* **Work required**: Pictures stay out of the copy; restate everything else in the material exactly.

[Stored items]
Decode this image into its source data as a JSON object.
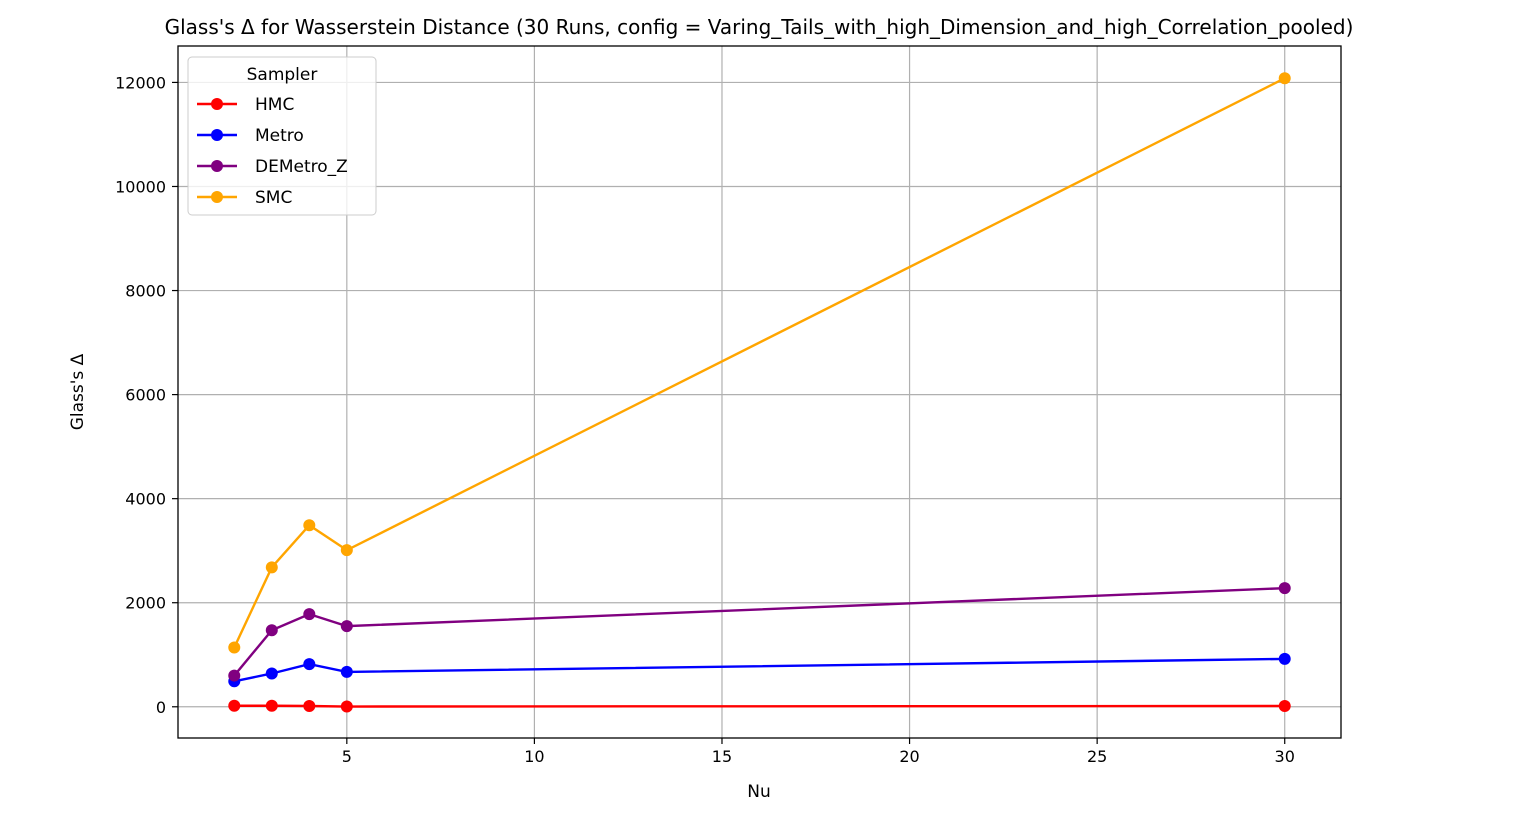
{
  "chart_data": {
    "type": "line",
    "title": "Glass's Δ for Wasserstein Distance (30 Runs, config = Varing_Tails_with_high_Dimension_and_high_Correlation_pooled)",
    "xlabel": "Nu",
    "ylabel": "Glass's Δ",
    "xlim": [
      0.5,
      31.5
    ],
    "ylim": [
      -600,
      12700
    ],
    "xticks": [
      5,
      10,
      15,
      20,
      25,
      30
    ],
    "yticks": [
      0,
      2000,
      4000,
      6000,
      8000,
      10000,
      12000
    ],
    "grid": true,
    "legend": {
      "title": "Sampler",
      "placement": "upper-left"
    },
    "x": [
      2,
      3,
      4,
      5,
      30
    ],
    "series": [
      {
        "name": "HMC",
        "color": "#ff0000",
        "values": [
          20,
          20,
          15,
          5,
          15
        ]
      },
      {
        "name": "Metro",
        "color": "#0000ff",
        "values": [
          490,
          640,
          820,
          670,
          920
        ]
      },
      {
        "name": "DEMetro_Z",
        "color": "#800080",
        "values": [
          600,
          1470,
          1780,
          1550,
          2280
        ]
      },
      {
        "name": "SMC",
        "color": "#ffa500",
        "values": [
          1140,
          2680,
          3490,
          3010,
          12080
        ]
      }
    ]
  }
}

* **Output below**:
Decode this image into its source data as a JSON object.
{
  "chart_data": {
    "type": "line",
    "title": "Glass's Δ for Wasserstein Distance (30 Runs, config = Varing_Tails_with_high_Dimension_and_high_Correlation_pooled)",
    "xlabel": "Nu",
    "ylabel": "Glass's Δ",
    "xlim": [
      0.5,
      31.5
    ],
    "ylim": [
      -600,
      12700
    ],
    "xticks": [
      5,
      10,
      15,
      20,
      25,
      30
    ],
    "yticks": [
      0,
      2000,
      4000,
      6000,
      8000,
      10000,
      12000
    ],
    "grid": true,
    "legend": {
      "title": "Sampler",
      "placement": "upper-left"
    },
    "x": [
      2,
      3,
      4,
      5,
      30
    ],
    "series": [
      {
        "name": "HMC",
        "color": "#ff0000",
        "values": [
          20,
          20,
          15,
          5,
          15
        ]
      },
      {
        "name": "Metro",
        "color": "#0000ff",
        "values": [
          490,
          640,
          820,
          670,
          920
        ]
      },
      {
        "name": "DEMetro_Z",
        "color": "#800080",
        "values": [
          600,
          1470,
          1780,
          1550,
          2280
        ]
      },
      {
        "name": "SMC",
        "color": "#ffa500",
        "values": [
          1140,
          2680,
          3490,
          3010,
          12080
        ]
      }
    ]
  }
}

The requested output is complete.